[Entries with figure data]
* START *

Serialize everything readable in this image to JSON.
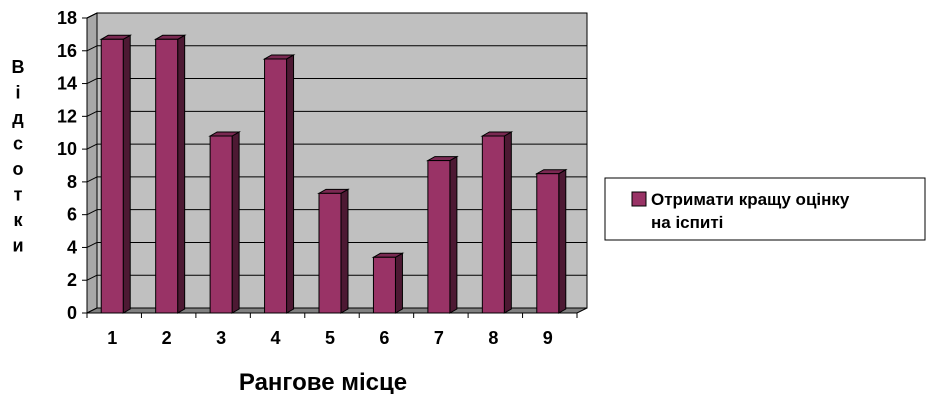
{
  "chart_data": {
    "type": "bar",
    "categories": [
      "1",
      "2",
      "3",
      "4",
      "5",
      "6",
      "7",
      "8",
      "9"
    ],
    "series": [
      {
        "name": "Отримати кращу оцінку на іспиті",
        "values": [
          16.7,
          16.7,
          10.8,
          15.5,
          7.3,
          3.4,
          9.3,
          10.8,
          8.5
        ]
      }
    ],
    "xlabel": "Рангове місце",
    "ylabel_letters": [
      "В",
      "і",
      "д",
      "с",
      "о",
      "т",
      "к",
      "и"
    ],
    "legend_lines": [
      "Отримати кращу оцінку",
      "на іспиті"
    ],
    "yticks": [
      "0",
      "2",
      "4",
      "6",
      "8",
      "10",
      "12",
      "14",
      "16",
      "18"
    ],
    "ylim": [
      0,
      18
    ],
    "grid": true,
    "legend_position": "right",
    "colors": {
      "plot_bg": "#c0c0c0",
      "bar_front": "#993366",
      "bar_side": "#4d1933",
      "bar_top": "#7a2952",
      "grid": "#000000"
    }
  }
}
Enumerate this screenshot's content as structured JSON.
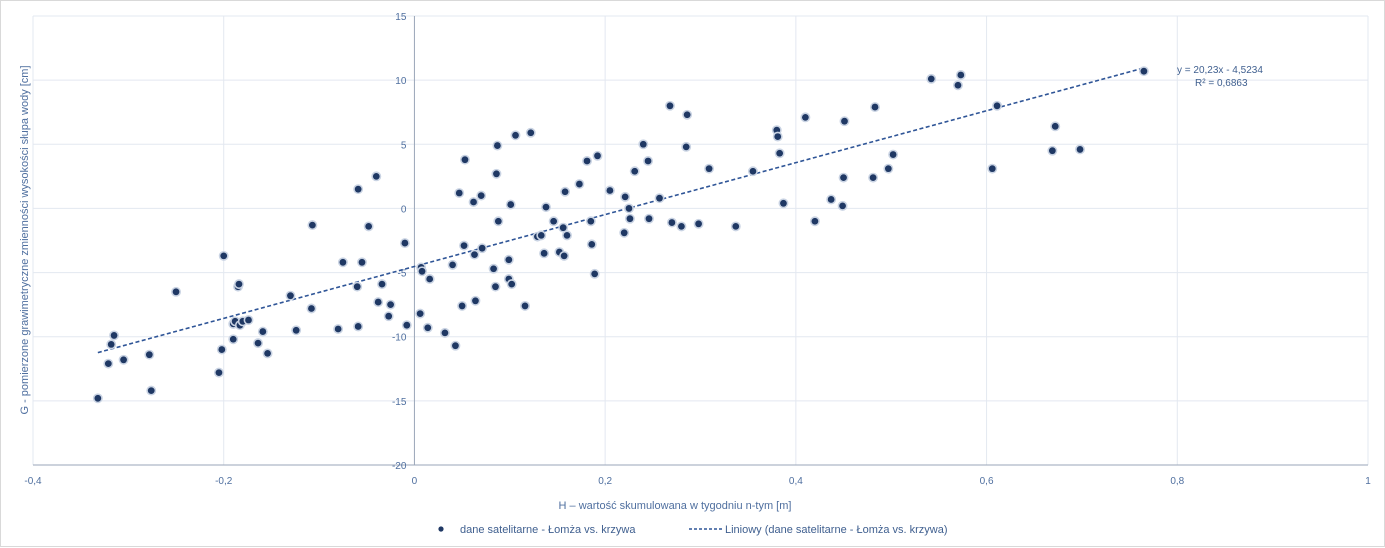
{
  "chart_data": {
    "type": "scatter",
    "xlabel": "H – wartość skumulowana w tygodniu n-tym [m]",
    "ylabel": "G -   pomierzone   grawimetryczne  zmienności  wysokości  słupa  wody   [cm]",
    "xlim": [
      -0.4,
      1
    ],
    "ylim": [
      -20,
      15
    ],
    "x_ticks": [
      "-0,4",
      "-0,2",
      "0",
      "0,2",
      "0,4",
      "0,6",
      "0,8",
      "1"
    ],
    "y_ticks": [
      "15",
      "10",
      "5",
      "0",
      "-5",
      "-10",
      "-15",
      "-20"
    ],
    "grid": "on",
    "legend_position": "bottom",
    "series": [
      {
        "name": "dane satelitarne - Łomża vs. krzywa",
        "color": "#1f3864",
        "points": [
          [
            -0.332,
            -14.8
          ],
          [
            -0.321,
            -12.1
          ],
          [
            -0.318,
            -10.6
          ],
          [
            -0.315,
            -9.9
          ],
          [
            -0.305,
            -11.8
          ],
          [
            -0.278,
            -11.4
          ],
          [
            -0.276,
            -14.2
          ],
          [
            -0.25,
            -6.5
          ],
          [
            -0.205,
            -12.8
          ],
          [
            -0.202,
            -11.0
          ],
          [
            -0.2,
            -3.7
          ],
          [
            -0.19,
            -10.2
          ],
          [
            -0.19,
            -9.0
          ],
          [
            -0.188,
            -8.8
          ],
          [
            -0.185,
            -6.1
          ],
          [
            -0.184,
            -5.9
          ],
          [
            -0.183,
            -9.1
          ],
          [
            -0.18,
            -8.8
          ],
          [
            -0.174,
            -8.7
          ],
          [
            -0.164,
            -10.5
          ],
          [
            -0.159,
            -9.6
          ],
          [
            -0.154,
            -11.3
          ],
          [
            -0.13,
            -6.8
          ],
          [
            -0.124,
            -9.5
          ],
          [
            -0.108,
            -7.8
          ],
          [
            -0.107,
            -1.3
          ],
          [
            -0.08,
            -9.4
          ],
          [
            -0.075,
            -4.2
          ],
          [
            -0.06,
            -6.1
          ],
          [
            -0.059,
            -9.2
          ],
          [
            -0.059,
            1.5
          ],
          [
            -0.055,
            -4.2
          ],
          [
            -0.048,
            -1.4
          ],
          [
            -0.04,
            2.5
          ],
          [
            -0.038,
            -7.3
          ],
          [
            -0.034,
            -5.9
          ],
          [
            -0.027,
            -8.4
          ],
          [
            -0.025,
            -7.5
          ],
          [
            -0.01,
            -2.7
          ],
          [
            -0.008,
            -9.1
          ],
          [
            0.006,
            -8.2
          ],
          [
            0.007,
            -4.6
          ],
          [
            0.008,
            -4.9
          ],
          [
            0.014,
            -9.3
          ],
          [
            0.016,
            -5.5
          ],
          [
            0.032,
            -9.7
          ],
          [
            0.04,
            -4.4
          ],
          [
            0.043,
            -10.7
          ],
          [
            0.047,
            1.2
          ],
          [
            0.05,
            -7.6
          ],
          [
            0.052,
            -2.9
          ],
          [
            0.053,
            3.8
          ],
          [
            0.062,
            0.5
          ],
          [
            0.063,
            -3.6
          ],
          [
            0.064,
            -7.2
          ],
          [
            0.07,
            1.0
          ],
          [
            0.071,
            -3.1
          ],
          [
            0.083,
            -4.7
          ],
          [
            0.085,
            -6.1
          ],
          [
            0.086,
            2.7
          ],
          [
            0.087,
            4.9
          ],
          [
            0.088,
            -1.0
          ],
          [
            0.099,
            -5.5
          ],
          [
            0.099,
            -4.0
          ],
          [
            0.101,
            0.3
          ],
          [
            0.102,
            -5.9
          ],
          [
            0.106,
            5.7
          ],
          [
            0.116,
            -7.6
          ],
          [
            0.122,
            5.9
          ],
          [
            0.129,
            -2.2
          ],
          [
            0.133,
            -2.1
          ],
          [
            0.136,
            -3.5
          ],
          [
            0.138,
            0.1
          ],
          [
            0.146,
            -1.0
          ],
          [
            0.152,
            -3.4
          ],
          [
            0.156,
            -1.5
          ],
          [
            0.157,
            -3.7
          ],
          [
            0.158,
            1.3
          ],
          [
            0.16,
            -2.1
          ],
          [
            0.173,
            1.9
          ],
          [
            0.181,
            3.7
          ],
          [
            0.185,
            -1.0
          ],
          [
            0.186,
            -2.8
          ],
          [
            0.189,
            -5.1
          ],
          [
            0.192,
            4.1
          ],
          [
            0.205,
            1.4
          ],
          [
            0.22,
            -1.9
          ],
          [
            0.221,
            0.9
          ],
          [
            0.225,
            0.0
          ],
          [
            0.226,
            -0.8
          ],
          [
            0.231,
            2.9
          ],
          [
            0.24,
            5.0
          ],
          [
            0.245,
            3.7
          ],
          [
            0.246,
            -0.8
          ],
          [
            0.257,
            0.8
          ],
          [
            0.268,
            8.0
          ],
          [
            0.27,
            -1.1
          ],
          [
            0.28,
            -1.4
          ],
          [
            0.285,
            4.8
          ],
          [
            0.286,
            7.3
          ],
          [
            0.298,
            -1.2
          ],
          [
            0.309,
            3.1
          ],
          [
            0.337,
            -1.4
          ],
          [
            0.355,
            2.9
          ],
          [
            0.38,
            6.1
          ],
          [
            0.381,
            5.6
          ],
          [
            0.383,
            4.3
          ],
          [
            0.387,
            0.4
          ],
          [
            0.41,
            7.1
          ],
          [
            0.42,
            -1.0
          ],
          [
            0.437,
            0.7
          ],
          [
            0.449,
            0.2
          ],
          [
            0.45,
            2.4
          ],
          [
            0.451,
            6.8
          ],
          [
            0.481,
            2.4
          ],
          [
            0.483,
            7.9
          ],
          [
            0.497,
            3.1
          ],
          [
            0.502,
            4.2
          ],
          [
            0.542,
            10.1
          ],
          [
            0.57,
            9.6
          ],
          [
            0.573,
            10.4
          ],
          [
            0.606,
            3.1
          ],
          [
            0.611,
            8.0
          ],
          [
            0.669,
            4.5
          ],
          [
            0.672,
            6.4
          ],
          [
            0.698,
            4.6
          ],
          [
            0.765,
            10.7
          ]
        ]
      },
      {
        "name": "Liniowy (dane satelitarne - Łomża vs. krzywa)",
        "color": "#2f5597",
        "type": "trendline",
        "slope": 20.23,
        "intercept": -4.5234,
        "x_range": [
          -0.332,
          0.765
        ]
      }
    ],
    "annotation": {
      "equation": "y = 20,23x - 4,5234",
      "r2": "R² = 0,6863"
    }
  }
}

* END *

**Short problem**.
Identify the lines of the data that contain the word "Отримати". Copy each of them.

**Output for this task**.
        "name": "Отримати кращу оцінку на іспиті",
      "Отримати кращу оцінку",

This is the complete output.